---------- Given records

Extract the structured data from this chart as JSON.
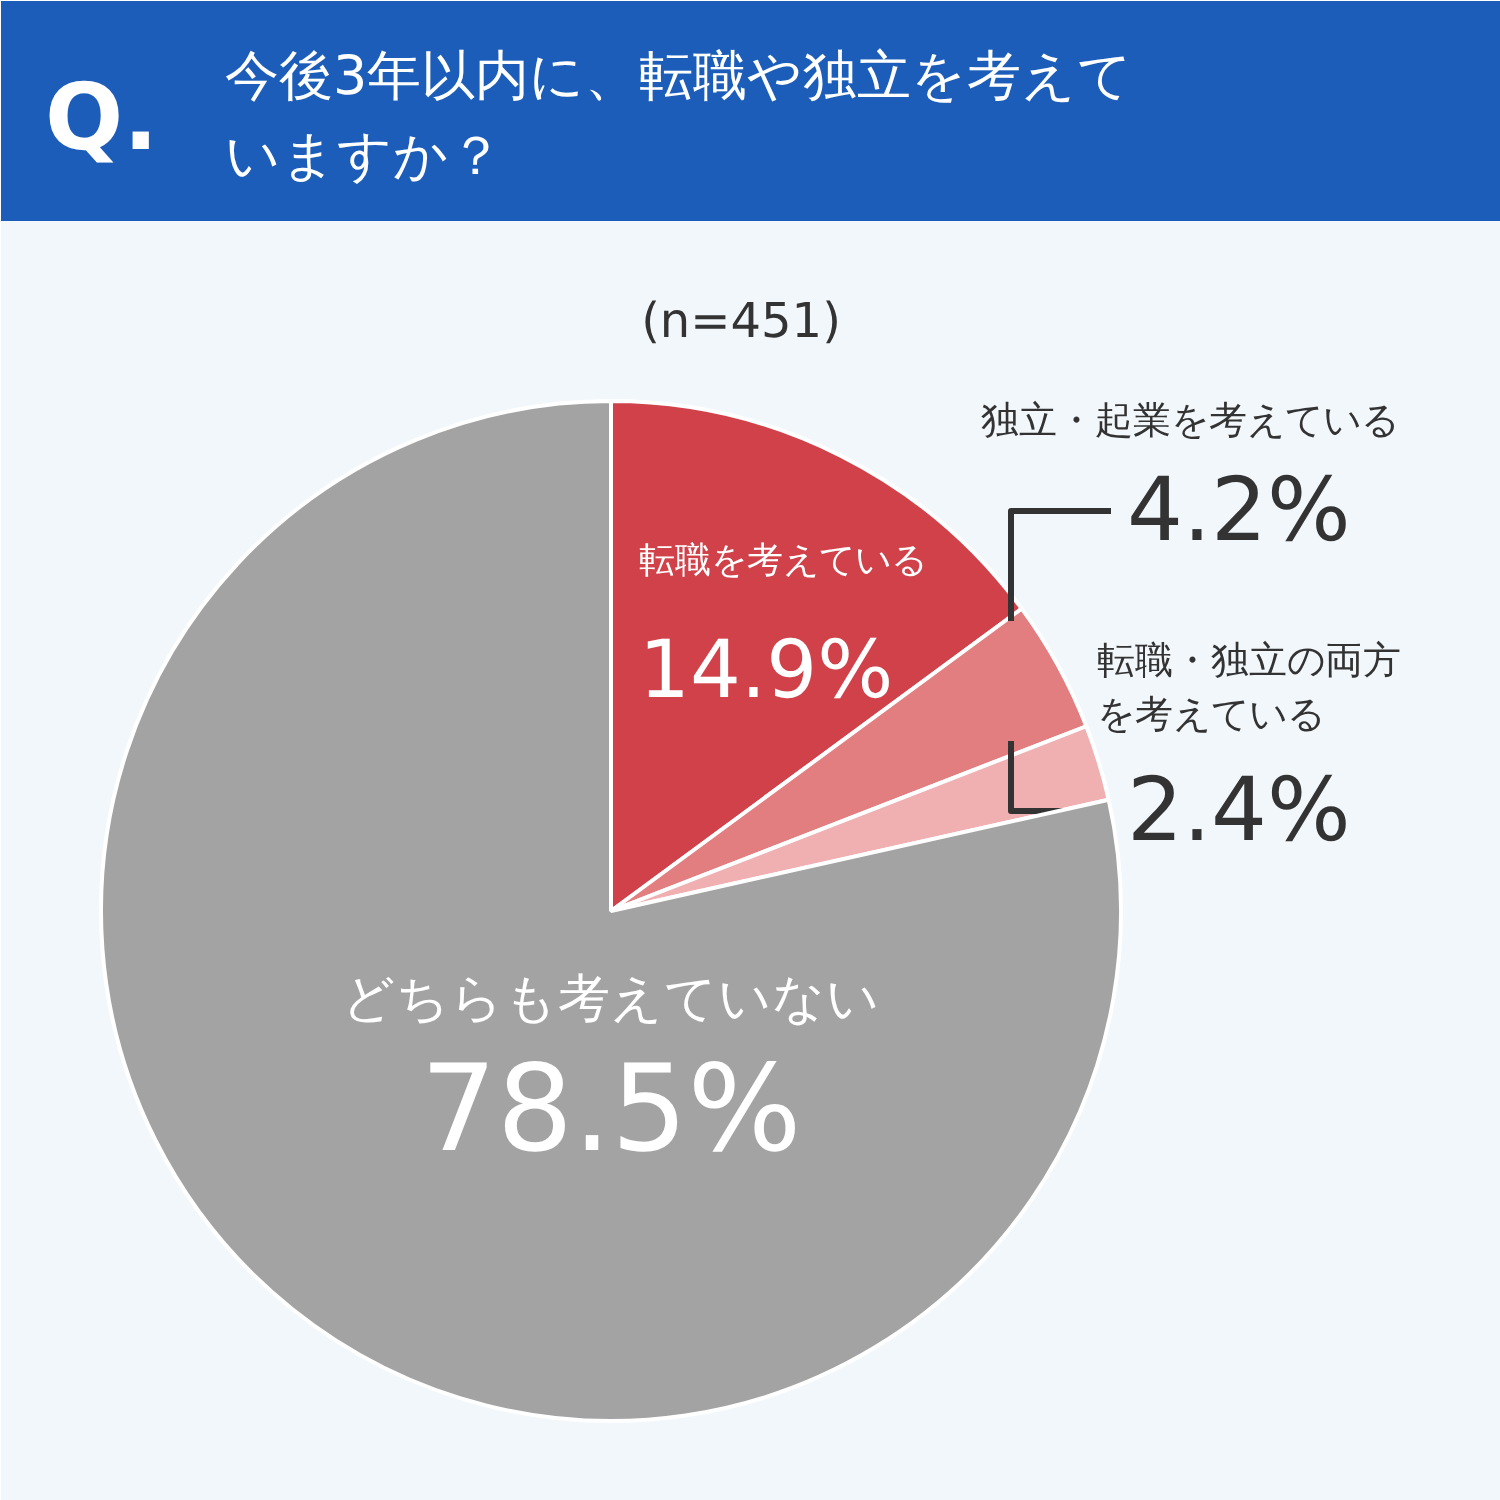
{
  "chart_data": {
    "type": "pie",
    "title": "今後3年以内に、転職や独立を考えていますか？",
    "subtitle": "(n=451)",
    "annotations": [
      "Q."
    ],
    "categories": [
      "転職を考えている",
      "独立・起業を考えている",
      "転職・独立の両方を考えている",
      "どちらも考えていない"
    ],
    "values": [
      14.9,
      4.2,
      2.4,
      78.5
    ],
    "value_labels": [
      "14.9%",
      "4.2%",
      "2.4%",
      "78.5%"
    ],
    "colors": [
      "#d0414a",
      "#e27d80",
      "#f0afb1",
      "#a3a3a3"
    ]
  }
}
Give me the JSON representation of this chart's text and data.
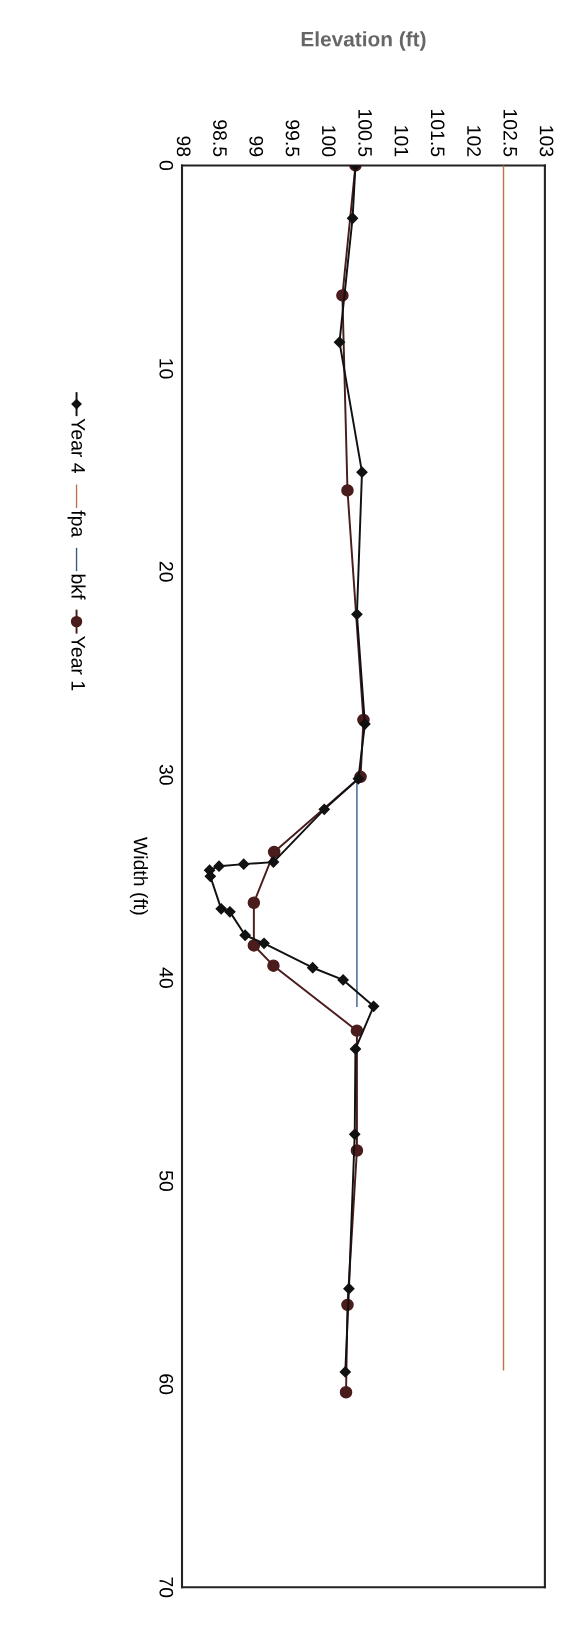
{
  "chart_data": {
    "type": "line",
    "xlabel": "Elevation (ft)",
    "ylabel": "Width (ft)",
    "xlim": [
      98,
      103
    ],
    "xticks": [
      98,
      98.5,
      99,
      99.5,
      100,
      100.5,
      101,
      101.5,
      102,
      102.5,
      103
    ],
    "ylim": [
      70,
      0
    ],
    "yticks": [
      0,
      10,
      20,
      30,
      40,
      50,
      60,
      70
    ],
    "grid": false,
    "legend": "left",
    "series": [
      {
        "name": "Year 4",
        "color": "#111111",
        "marker": "diamond",
        "values": [
          0,
          2.6,
          8.7,
          15.1,
          22.1,
          27.5,
          30.2,
          31.7,
          34.3,
          34.4,
          34.5,
          34.7,
          35.0,
          36.6,
          36.75,
          37.9,
          38.3,
          39.5,
          40.1,
          41.4,
          43.5,
          47.7,
          55.3,
          59.4
        ],
        "x": [
          100.39,
          100.35,
          100.17,
          100.48,
          100.41,
          100.52,
          100.43,
          99.96,
          99.26,
          98.85,
          98.51,
          98.38,
          98.39,
          98.54,
          98.66,
          98.87,
          99.13,
          99.8,
          100.22,
          100.64,
          100.39,
          100.38,
          100.3,
          100.25
        ]
      },
      {
        "name": "fpa",
        "color": "#c0704a",
        "marker": "none",
        "values": [
          0,
          59.3
        ],
        "x": [
          102.43,
          102.43
        ]
      },
      {
        "name": "bkf",
        "color": "#3a5a8a",
        "marker": "none",
        "values": [
          30.1,
          41.4
        ],
        "x": [
          100.41,
          100.41
        ]
      },
      {
        "name": "Year 1",
        "color": "#4a1c1c",
        "marker": "circle",
        "values": [
          0,
          6.4,
          16.0,
          27.3,
          30.1,
          33.8,
          36.3,
          38.4,
          39.4,
          42.6,
          48.5,
          56.1,
          60.4
        ],
        "x": [
          100.39,
          100.21,
          100.28,
          100.5,
          100.46,
          99.27,
          98.99,
          98.99,
          99.26,
          100.41,
          100.41,
          100.28,
          100.26
        ]
      }
    ]
  }
}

--------------------

For the entries above, count the lines that contain the string "marker", and state that number without further comment.

## Finished task
4